(Figure content listings)
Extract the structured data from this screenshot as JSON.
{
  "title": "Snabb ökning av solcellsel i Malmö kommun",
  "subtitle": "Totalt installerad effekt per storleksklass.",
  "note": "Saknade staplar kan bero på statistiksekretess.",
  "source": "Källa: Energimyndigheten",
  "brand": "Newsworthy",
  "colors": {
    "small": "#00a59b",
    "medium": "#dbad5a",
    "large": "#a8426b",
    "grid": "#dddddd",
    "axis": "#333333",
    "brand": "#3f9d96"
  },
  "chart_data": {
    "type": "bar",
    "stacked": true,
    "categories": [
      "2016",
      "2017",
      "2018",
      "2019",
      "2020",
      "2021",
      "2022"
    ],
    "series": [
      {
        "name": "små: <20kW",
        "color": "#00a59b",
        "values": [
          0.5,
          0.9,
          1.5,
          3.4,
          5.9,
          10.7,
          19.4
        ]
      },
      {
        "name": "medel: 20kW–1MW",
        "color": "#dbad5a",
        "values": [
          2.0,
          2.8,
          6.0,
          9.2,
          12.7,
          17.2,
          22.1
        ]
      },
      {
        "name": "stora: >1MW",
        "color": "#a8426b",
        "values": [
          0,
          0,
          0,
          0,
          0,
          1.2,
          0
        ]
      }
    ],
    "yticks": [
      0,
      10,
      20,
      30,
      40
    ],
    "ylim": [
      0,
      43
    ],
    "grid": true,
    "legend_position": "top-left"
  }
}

* * *

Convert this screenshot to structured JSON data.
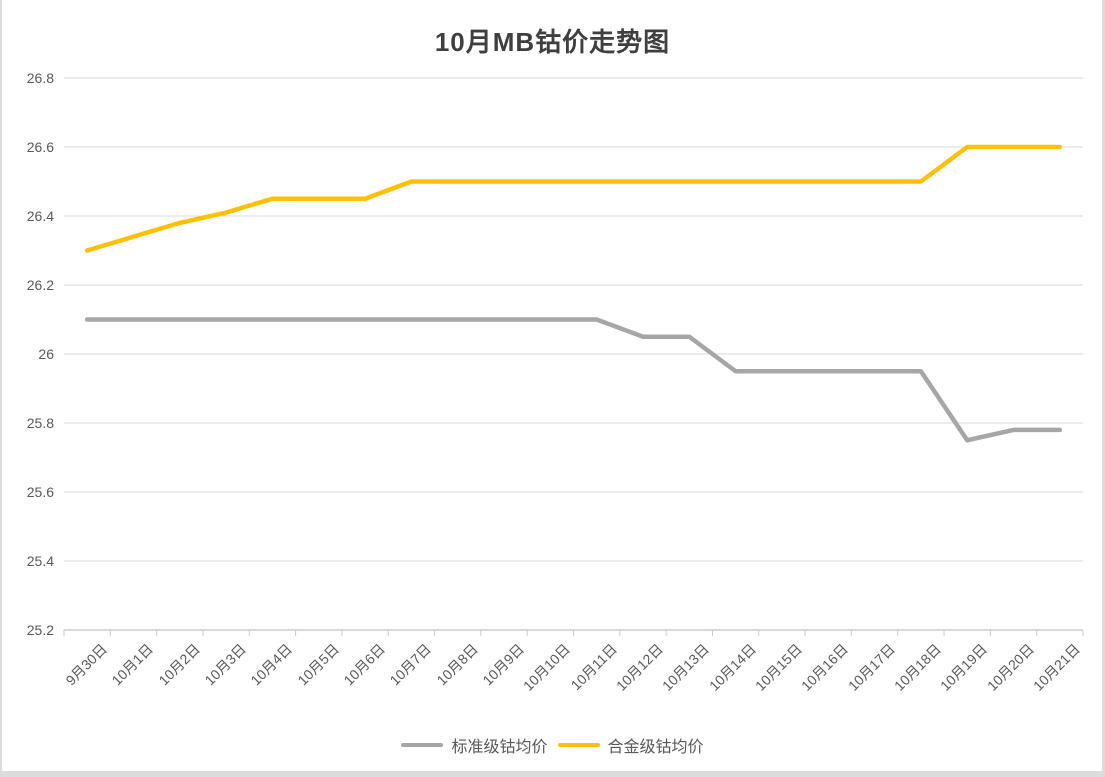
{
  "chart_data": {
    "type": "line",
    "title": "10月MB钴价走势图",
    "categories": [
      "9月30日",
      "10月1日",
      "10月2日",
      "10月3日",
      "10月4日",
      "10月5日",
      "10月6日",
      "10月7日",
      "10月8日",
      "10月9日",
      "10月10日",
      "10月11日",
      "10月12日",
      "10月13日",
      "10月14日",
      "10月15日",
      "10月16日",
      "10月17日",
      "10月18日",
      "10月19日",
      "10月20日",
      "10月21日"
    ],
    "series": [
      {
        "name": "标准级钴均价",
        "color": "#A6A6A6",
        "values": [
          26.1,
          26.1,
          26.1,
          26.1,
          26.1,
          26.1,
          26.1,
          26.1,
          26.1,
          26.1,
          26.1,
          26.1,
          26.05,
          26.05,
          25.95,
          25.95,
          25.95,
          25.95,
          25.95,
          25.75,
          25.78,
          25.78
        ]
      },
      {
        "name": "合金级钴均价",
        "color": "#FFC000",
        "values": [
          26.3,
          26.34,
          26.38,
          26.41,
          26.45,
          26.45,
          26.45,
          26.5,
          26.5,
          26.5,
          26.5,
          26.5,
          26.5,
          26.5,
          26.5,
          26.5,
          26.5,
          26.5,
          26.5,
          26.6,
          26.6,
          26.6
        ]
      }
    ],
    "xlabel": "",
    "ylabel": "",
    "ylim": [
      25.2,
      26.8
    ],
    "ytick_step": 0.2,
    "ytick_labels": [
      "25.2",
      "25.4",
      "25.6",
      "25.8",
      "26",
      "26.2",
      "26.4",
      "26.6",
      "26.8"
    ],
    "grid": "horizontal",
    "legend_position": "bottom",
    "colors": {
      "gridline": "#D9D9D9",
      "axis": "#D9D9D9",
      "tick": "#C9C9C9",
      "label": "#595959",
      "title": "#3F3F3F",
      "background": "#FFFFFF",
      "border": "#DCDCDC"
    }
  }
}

The task =
Give only the count of lines in this material that contain the string "screenshot".

Solved exercise =
2